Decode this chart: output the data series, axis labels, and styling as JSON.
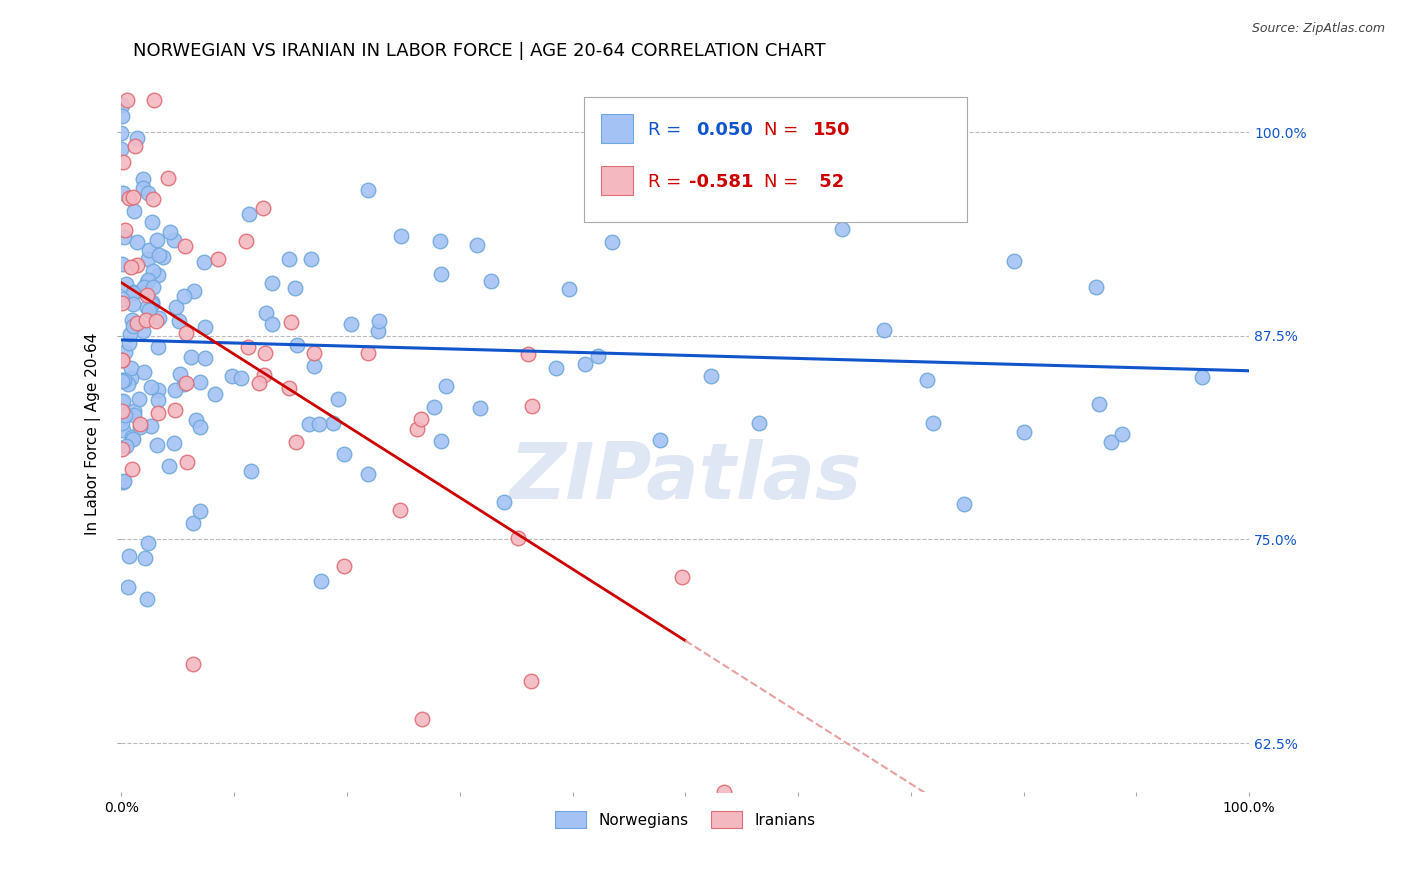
{
  "title": "NORWEGIAN VS IRANIAN IN LABOR FORCE | AGE 20-64 CORRELATION CHART",
  "source": "Source: ZipAtlas.com",
  "ylabel": "In Labor Force | Age 20-64",
  "xlim": [
    0.0,
    1.0
  ],
  "ylim": [
    0.595,
    1.035
  ],
  "yticks": [
    0.625,
    0.75,
    0.875,
    1.0
  ],
  "ytick_labels": [
    "62.5%",
    "75.0%",
    "87.5%",
    "100.0%"
  ],
  "norwegian_color": "#a4c2f4",
  "iranian_color": "#f4b8c1",
  "norwegian_edge": "#6fa8dc",
  "iranian_edge": "#e06c75",
  "trend_norwegian_color": "#1155cc",
  "trend_iranian_solid_color": "#cc0000",
  "trend_iranian_dashed_color": "#e8a0a0",
  "watermark": "ZIPatlas",
  "norwegian_R": 0.05,
  "norwegian_N": 150,
  "iranian_R": -0.581,
  "iranian_N": 52,
  "bg_color": "#ffffff",
  "grid_color": "#bbbbbb",
  "title_fontsize": 13,
  "axis_label_fontsize": 11,
  "tick_fontsize": 10,
  "legend_fontsize": 13,
  "legend_R_color_nor": "#1155cc",
  "legend_N_color_nor": "#cc0000",
  "legend_R_color_ira": "#cc0000",
  "legend_N_color_ira": "#cc0000"
}
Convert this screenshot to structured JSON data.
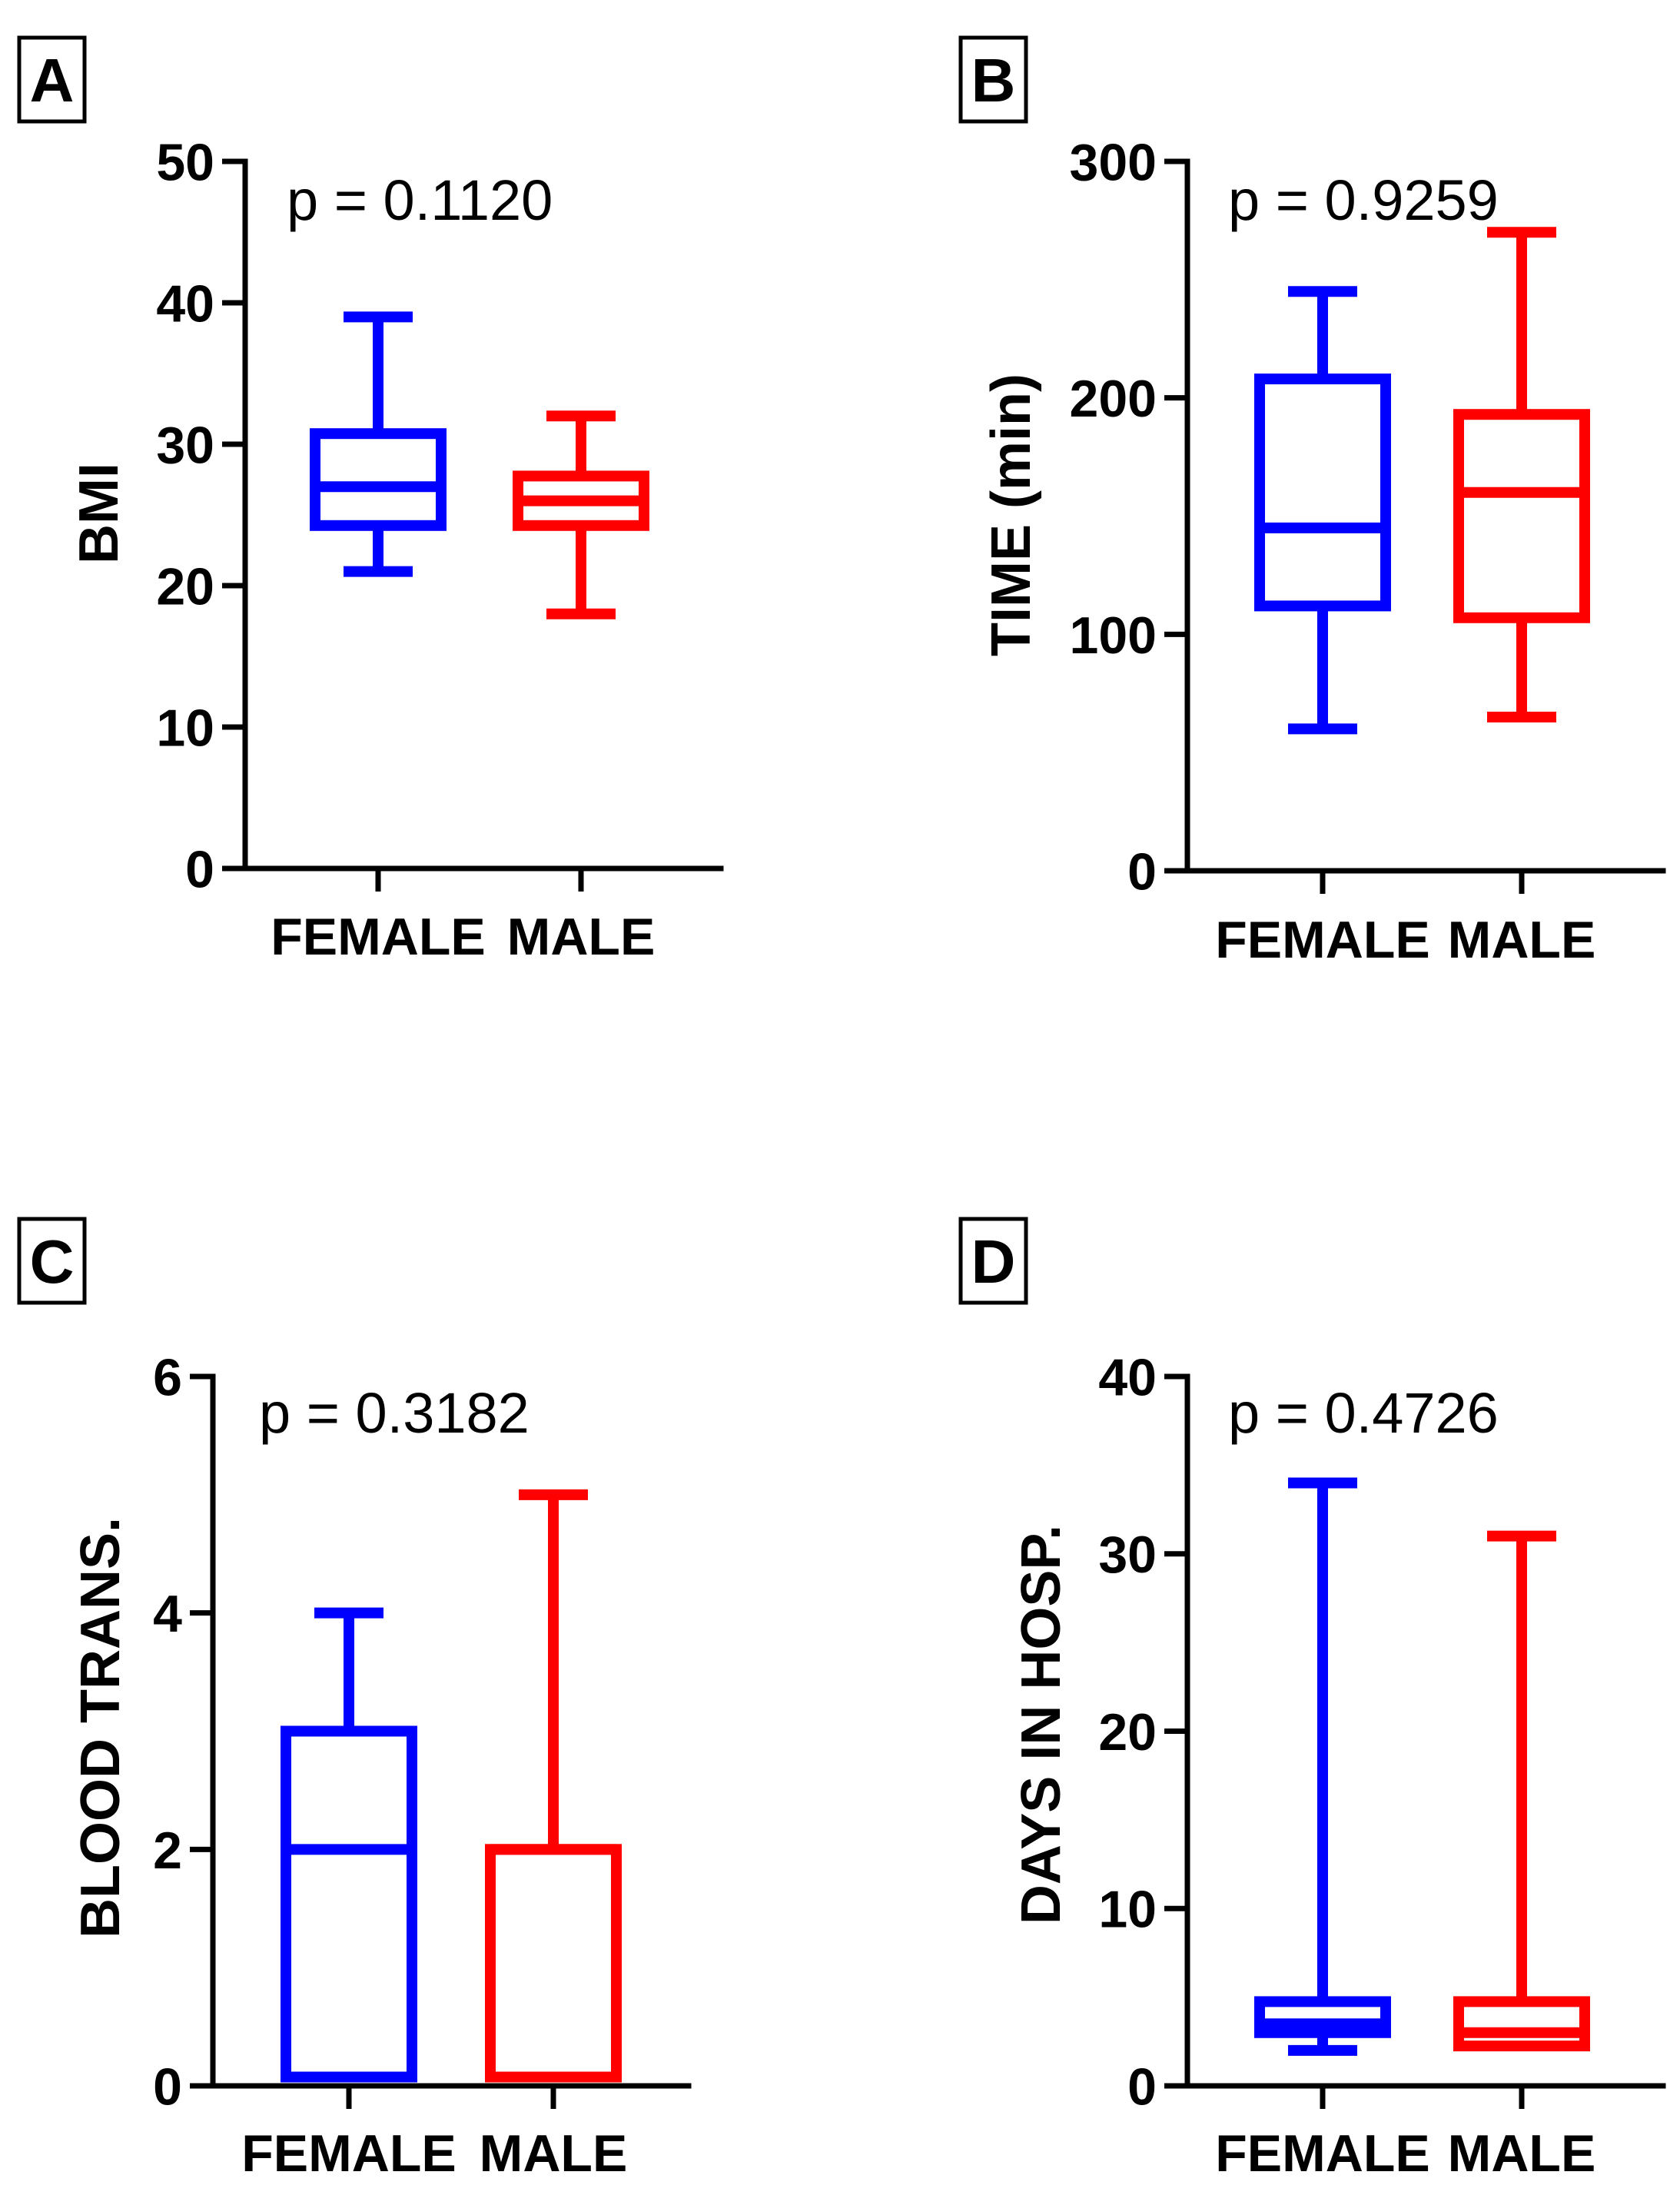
{
  "figure": {
    "background": "#FFFFFF",
    "axis_color": "#000000"
  },
  "chart_data": [
    {
      "panel": "A",
      "type": "box",
      "annotation": "p = 0.1120",
      "ylabel": "BMI",
      "categories": [
        "FEMALE",
        "MALE"
      ],
      "ylim": [
        0,
        50
      ],
      "yticks": [
        0,
        10,
        20,
        30,
        40,
        50
      ],
      "grid": false,
      "boxes": [
        {
          "color": "#0000FF",
          "min": 21,
          "q1": 24.25,
          "median": 27,
          "q3": 30.75,
          "max": 39
        },
        {
          "color": "#FF0000",
          "min": 18,
          "q1": 24.25,
          "median": 26,
          "q3": 27.75,
          "max": 32
        }
      ]
    },
    {
      "panel": "B",
      "type": "box",
      "annotation": "p = 0.9259",
      "ylabel": "TIME (min)",
      "categories": [
        "FEMALE",
        "MALE"
      ],
      "ylim": [
        0,
        300
      ],
      "yticks": [
        0,
        100,
        200,
        300
      ],
      "grid": false,
      "boxes": [
        {
          "color": "#0000FF",
          "min": 60,
          "q1": 112,
          "median": 145,
          "q3": 208,
          "max": 245
        },
        {
          "color": "#FF0000",
          "min": 65,
          "q1": 107,
          "median": 160,
          "q3": 193,
          "max": 270
        }
      ]
    },
    {
      "panel": "C",
      "type": "box",
      "annotation": "p = 0.3182",
      "ylabel": "BLOOD TRANS.",
      "categories": [
        "FEMALE",
        "MALE"
      ],
      "ylim": [
        0,
        6
      ],
      "yticks": [
        0,
        2,
        4,
        6
      ],
      "grid": false,
      "boxes": [
        {
          "color": "#0000FF",
          "min": 0,
          "q1": 0,
          "median": 2,
          "q3": 3,
          "max": 4
        },
        {
          "color": "#FF0000",
          "min": 0,
          "q1": 0,
          "median": 2,
          "q3": 2,
          "max": 5
        }
      ]
    },
    {
      "panel": "D",
      "type": "box",
      "annotation": "p = 0.4726",
      "ylabel": "DAYS IN HOSP.",
      "categories": [
        "FEMALE",
        "MALE"
      ],
      "ylim": [
        0,
        40
      ],
      "yticks": [
        0,
        10,
        20,
        30,
        40
      ],
      "grid": false,
      "boxes": [
        {
          "color": "#0000FF",
          "min": 2,
          "q1": 3,
          "median": 3.5,
          "q3": 4.75,
          "max": 34
        },
        {
          "color": "#FF0000",
          "min": 2.25,
          "q1": 2.25,
          "median": 3,
          "q3": 4.75,
          "max": 31
        }
      ]
    }
  ]
}
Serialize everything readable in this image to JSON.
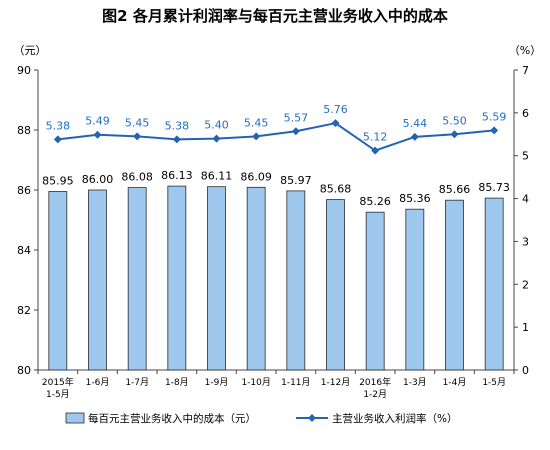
{
  "chart_data": {
    "type": "bar",
    "title": "图2  各月累计利润率与每百元主营业务收入中的成本",
    "left_unit": "（元）",
    "right_unit": "（%）",
    "categories": [
      [
        "2015年",
        "1-5月"
      ],
      [
        "1-6月"
      ],
      [
        "1-7月"
      ],
      [
        "1-8月"
      ],
      [
        "1-9月"
      ],
      [
        "1-10月"
      ],
      [
        "1-11月"
      ],
      [
        "1-12月"
      ],
      [
        "2016年",
        "1-2月"
      ],
      [
        "1-3月"
      ],
      [
        "1-4月"
      ],
      [
        "1-5月"
      ]
    ],
    "left_axis": {
      "min": 80,
      "max": 90,
      "ticks": [
        80,
        82,
        84,
        86,
        88,
        90
      ]
    },
    "right_axis": {
      "min": 0,
      "max": 7,
      "ticks": [
        0,
        1,
        2,
        3,
        4,
        5,
        6,
        7
      ]
    },
    "grid": false,
    "legend_position": "bottom",
    "series": [
      {
        "name": "每百元主营业务收入中的成本（元）",
        "type": "bar",
        "axis": "left",
        "color": "#9fc8ee",
        "values": [
          85.95,
          86.0,
          86.08,
          86.13,
          86.11,
          86.09,
          85.97,
          85.68,
          85.26,
          85.36,
          85.66,
          85.73
        ],
        "labels": [
          "85.95",
          "86.00",
          "86.08",
          "86.13",
          "86.11",
          "86.09",
          "85.97",
          "85.68",
          "85.26",
          "85.36",
          "85.66",
          "85.73"
        ]
      },
      {
        "name": "主营业务收入利润率（%）",
        "type": "line",
        "axis": "right",
        "color": "#2264b3",
        "label_color": "#1f6fc4",
        "values": [
          5.38,
          5.49,
          5.45,
          5.38,
          5.4,
          5.45,
          5.57,
          5.76,
          5.12,
          5.44,
          5.5,
          5.59
        ],
        "labels": [
          "5.38",
          "5.49",
          "5.45",
          "5.38",
          "5.40",
          "5.45",
          "5.57",
          "5.76",
          "5.12",
          "5.44",
          "5.50",
          "5.59"
        ]
      }
    ]
  }
}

# # # # #

All of the data above should be quoted exactly, except for the pictures.

_Exercise result_.
Decode this chart: output the data series, axis labels, and styling as JSON.
{
  "title": "NORWEGIAN VS IRANIAN IN LABOR FORCE | AGE 20-64 CORRELATION CHART",
  "source": "Source: ZipAtlas.com",
  "ylabel": "In Labor Force | Age 20-64",
  "xlim": [
    0.0,
    1.0
  ],
  "ylim": [
    0.595,
    1.035
  ],
  "yticks": [
    0.625,
    0.75,
    0.875,
    1.0
  ],
  "ytick_labels": [
    "62.5%",
    "75.0%",
    "87.5%",
    "100.0%"
  ],
  "norwegian_color": "#a4c2f4",
  "iranian_color": "#f4b8c1",
  "norwegian_edge": "#6fa8dc",
  "iranian_edge": "#e06c75",
  "trend_norwegian_color": "#1155cc",
  "trend_iranian_solid_color": "#cc0000",
  "trend_iranian_dashed_color": "#e8a0a0",
  "watermark": "ZIPatlas",
  "norwegian_R": 0.05,
  "norwegian_N": 150,
  "iranian_R": -0.581,
  "iranian_N": 52,
  "bg_color": "#ffffff",
  "grid_color": "#bbbbbb",
  "title_fontsize": 13,
  "axis_label_fontsize": 11,
  "tick_fontsize": 10,
  "legend_fontsize": 13,
  "legend_R_color_nor": "#1155cc",
  "legend_N_color_nor": "#cc0000",
  "legend_R_color_ira": "#cc0000",
  "legend_N_color_ira": "#cc0000"
}
Convert this screenshot to structured JSON data.
{
  "figure": {
    "background": "#FFFFFF",
    "axis_color": "#000000"
  },
  "chart_data": [
    {
      "panel": "A",
      "type": "box",
      "annotation": "p = 0.1120",
      "ylabel": "BMI",
      "categories": [
        "FEMALE",
        "MALE"
      ],
      "ylim": [
        0,
        50
      ],
      "yticks": [
        0,
        10,
        20,
        30,
        40,
        50
      ],
      "grid": false,
      "boxes": [
        {
          "color": "#0000FF",
          "min": 21,
          "q1": 24.25,
          "median": 27,
          "q3": 30.75,
          "max": 39
        },
        {
          "color": "#FF0000",
          "min": 18,
          "q1": 24.25,
          "median": 26,
          "q3": 27.75,
          "max": 32
        }
      ]
    },
    {
      "panel": "B",
      "type": "box",
      "annotation": "p = 0.9259",
      "ylabel": "TIME (min)",
      "categories": [
        "FEMALE",
        "MALE"
      ],
      "ylim": [
        0,
        300
      ],
      "yticks": [
        0,
        100,
        200,
        300
      ],
      "grid": false,
      "boxes": [
        {
          "color": "#0000FF",
          "min": 60,
          "q1": 112,
          "median": 145,
          "q3": 208,
          "max": 245
        },
        {
          "color": "#FF0000",
          "min": 65,
          "q1": 107,
          "median": 160,
          "q3": 193,
          "max": 270
        }
      ]
    },
    {
      "panel": "C",
      "type": "box",
      "annotation": "p = 0.3182",
      "ylabel": "BLOOD TRANS.",
      "categories": [
        "FEMALE",
        "MALE"
      ],
      "ylim": [
        0,
        6
      ],
      "yticks": [
        0,
        2,
        4,
        6
      ],
      "grid": false,
      "boxes": [
        {
          "color": "#0000FF",
          "min": 0,
          "q1": 0,
          "median": 2,
          "q3": 3,
          "max": 4
        },
        {
          "color": "#FF0000",
          "min": 0,
          "q1": 0,
          "median": 2,
          "q3": 2,
          "max": 5
        }
      ]
    },
    {
      "panel": "D",
      "type": "box",
      "annotation": "p = 0.4726",
      "ylabel": "DAYS IN HOSP.",
      "categories": [
        "FEMALE",
        "MALE"
      ],
      "ylim": [
        0,
        40
      ],
      "yticks": [
        0,
        10,
        20,
        30,
        40
      ],
      "grid": false,
      "boxes": [
        {
          "color": "#0000FF",
          "min": 2,
          "q1": 3,
          "median": 3.5,
          "q3": 4.75,
          "max": 34
        },
        {
          "color": "#FF0000",
          "min": 2.25,
          "q1": 2.25,
          "median": 3,
          "q3": 4.75,
          "max": 31
        }
      ]
    }
  ]
}
Serialize everything readable in this image to JSON.
{
  "chart_data": {
    "type": "bar",
    "title": "图2  各月累计利润率与每百元主营业务收入中的成本",
    "left_unit": "（元）",
    "right_unit": "（%）",
    "categories": [
      [
        "2015年",
        "1-5月"
      ],
      [
        "1-6月"
      ],
      [
        "1-7月"
      ],
      [
        "1-8月"
      ],
      [
        "1-9月"
      ],
      [
        "1-10月"
      ],
      [
        "1-11月"
      ],
      [
        "1-12月"
      ],
      [
        "2016年",
        "1-2月"
      ],
      [
        "1-3月"
      ],
      [
        "1-4月"
      ],
      [
        "1-5月"
      ]
    ],
    "left_axis": {
      "min": 80,
      "max": 90,
      "ticks": [
        80,
        82,
        84,
        86,
        88,
        90
      ]
    },
    "right_axis": {
      "min": 0,
      "max": 7,
      "ticks": [
        0,
        1,
        2,
        3,
        4,
        5,
        6,
        7
      ]
    },
    "grid": false,
    "legend_position": "bottom",
    "series": [
      {
        "name": "每百元主营业务收入中的成本（元）",
        "type": "bar",
        "axis": "left",
        "color": "#9fc8ee",
        "values": [
          85.95,
          86.0,
          86.08,
          86.13,
          86.11,
          86.09,
          85.97,
          85.68,
          85.26,
          85.36,
          85.66,
          85.73
        ],
        "labels": [
          "85.95",
          "86.00",
          "86.08",
          "86.13",
          "86.11",
          "86.09",
          "85.97",
          "85.68",
          "85.26",
          "85.36",
          "85.66",
          "85.73"
        ]
      },
      {
        "name": "主营业务收入利润率（%）",
        "type": "line",
        "axis": "right",
        "color": "#2264b3",
        "label_color": "#1f6fc4",
        "values": [
          5.38,
          5.49,
          5.45,
          5.38,
          5.4,
          5.45,
          5.57,
          5.76,
          5.12,
          5.44,
          5.5,
          5.59
        ],
        "labels": [
          "5.38",
          "5.49",
          "5.45",
          "5.38",
          "5.40",
          "5.45",
          "5.57",
          "5.76",
          "5.12",
          "5.44",
          "5.50",
          "5.59"
        ]
      }
    ]
  }
}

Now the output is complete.